▶ AIM OF THE EXERCISE: Reproduce the records exactly.

▶ Data excerpts:
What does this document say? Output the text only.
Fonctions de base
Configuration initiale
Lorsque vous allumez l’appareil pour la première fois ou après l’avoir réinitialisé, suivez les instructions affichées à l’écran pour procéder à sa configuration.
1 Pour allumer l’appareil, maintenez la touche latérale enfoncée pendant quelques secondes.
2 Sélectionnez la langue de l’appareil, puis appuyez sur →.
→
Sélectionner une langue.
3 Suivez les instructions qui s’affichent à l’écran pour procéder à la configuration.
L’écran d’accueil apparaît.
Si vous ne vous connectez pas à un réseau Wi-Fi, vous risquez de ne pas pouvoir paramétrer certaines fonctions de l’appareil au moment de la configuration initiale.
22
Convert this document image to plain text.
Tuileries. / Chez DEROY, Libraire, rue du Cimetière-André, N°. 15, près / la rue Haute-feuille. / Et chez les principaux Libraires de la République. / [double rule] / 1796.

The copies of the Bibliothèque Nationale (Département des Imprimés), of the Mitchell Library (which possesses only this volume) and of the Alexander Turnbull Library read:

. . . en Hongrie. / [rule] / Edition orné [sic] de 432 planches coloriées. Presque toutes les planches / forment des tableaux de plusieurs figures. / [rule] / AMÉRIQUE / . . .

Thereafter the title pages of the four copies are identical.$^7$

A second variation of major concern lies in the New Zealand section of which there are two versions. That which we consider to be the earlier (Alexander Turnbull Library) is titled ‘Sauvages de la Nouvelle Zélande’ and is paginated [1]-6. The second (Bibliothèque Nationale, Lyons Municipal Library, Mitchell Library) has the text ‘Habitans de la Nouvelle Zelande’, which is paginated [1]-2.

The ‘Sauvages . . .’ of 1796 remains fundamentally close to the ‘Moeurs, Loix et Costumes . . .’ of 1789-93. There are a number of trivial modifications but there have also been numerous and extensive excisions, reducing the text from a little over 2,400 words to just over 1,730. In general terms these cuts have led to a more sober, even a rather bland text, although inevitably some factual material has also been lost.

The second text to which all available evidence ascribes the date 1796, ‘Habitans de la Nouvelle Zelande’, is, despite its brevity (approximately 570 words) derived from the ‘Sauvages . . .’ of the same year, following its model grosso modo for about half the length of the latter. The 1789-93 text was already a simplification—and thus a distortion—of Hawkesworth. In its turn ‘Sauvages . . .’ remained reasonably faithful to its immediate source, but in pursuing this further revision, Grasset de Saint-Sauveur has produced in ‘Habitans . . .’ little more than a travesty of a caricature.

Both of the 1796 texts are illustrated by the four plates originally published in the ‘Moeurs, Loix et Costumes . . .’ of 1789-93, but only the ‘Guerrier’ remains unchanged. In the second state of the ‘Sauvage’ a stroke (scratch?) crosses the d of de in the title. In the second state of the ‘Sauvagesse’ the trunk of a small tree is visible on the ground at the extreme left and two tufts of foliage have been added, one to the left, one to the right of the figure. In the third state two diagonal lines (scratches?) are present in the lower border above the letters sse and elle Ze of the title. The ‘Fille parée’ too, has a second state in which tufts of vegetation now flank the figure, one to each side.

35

▶ IN RESPONSE:
What does this document say? Output the text only.
Fonctions de base
Configuration initiale
Lorsque vous allumez l’appareil pour la première fois ou après l’avoir réinitialisé, suivez les instructions affichées à l’écran pour procéder à sa configuration.
1 Pour allumer l’appareil, maintenez la touche latérale enfoncée pendant quelques secondes.
2 Sélectionnez la langue de l’appareil, puis appuyez sur →.
→
Sélectionner une langue.
3 Suivez les instructions qui s’affichent à l’écran pour procéder à la configuration.
L’écran d’accueil apparaît.
Si vous ne vous connectez pas à un réseau Wi-Fi, vous risquez de ne pas pouvoir paramétrer certaines fonctions de l’appareil au moment de la configuration initiale.
22
Convert this document image to plain text.
Tuileries. / Chez DEROY, Libraire, rue du Cimetière-André, N°. 15, près / la rue Haute-feuille. / Et chez les principaux Libraires de la République. / [double rule] / 1796.

The copies of the Bibliothèque Nationale (Département des Imprimés), of the Mitchell Library (which possesses only this volume) and of the Alexander Turnbull Library read:

. . . en Hongrie. / [rule] / Edition orné [sic] de 432 planches coloriées. Presque toutes les planches / forment des tableaux de plusieurs figures. / [rule] / AMÉRIQUE / . . .

Thereafter the title pages of the four copies are identical.$^7$

A second variation of major concern lies in the New Zealand section of which there are two versions. That which we consider to be the earlier (Alexander Turnbull Library) is titled ‘Sauvages de la Nouvelle Zélande’ and is paginated [1]-6. The second (Bibliothèque Nationale, Lyons Municipal Library, Mitchell Library) has the text ‘Habitans de la Nouvelle Zelande’, which is paginated [1]-2.

The ‘Sauvages . . .’ of 1796 remains fundamentally close to the ‘Moeurs, Loix et Costumes . . .’ of 1789-93. There are a number of trivial modifications but there have also been numerous and extensive excisions, reducing the text from a little over 2,400 words to just over 1,730. In general terms these cuts have led to a more sober, even a rather bland text, although inevitably some factual material has also been lost.

The second text to which all available evidence ascribes the date 1796, ‘Habitans de la Nouvelle Zelande’, is, despite its brevity (approximately 570 words) derived from the ‘Sauvages . . .’ of the same year, following its model grosso modo for about half the length of the latter. The 1789-93 text was already a simplification—and thus a distortion—of Hawkesworth. In its turn ‘Sauvages . . .’ remained reasonably faithful to its immediate source, but in pursuing this further revision, Grasset de Saint-Sauveur has produced in ‘Habitans . . .’ little more than a travesty of a caricature.

Both of the 1796 texts are illustrated by the four plates originally published in the ‘Moeurs, Loix et Costumes . . .’ of 1789-93, but only the ‘Guerrier’ remains unchanged. In the second state of the ‘Sauvage’ a stroke (scratch?) crosses the d of de in the title. In the second state of the ‘Sauvagesse’ the trunk of a small tree is visible on the ground at the extreme left and two tufts of foliage have been added, one to the left, one to the right of the figure. In the third state two diagonal lines (scratches?) are present in the lower border above the letters sse and elle Ze of the title. The ‘Fille parée’ too, has a second state in which tufts of vegetation now flank the figure, one to each side.

35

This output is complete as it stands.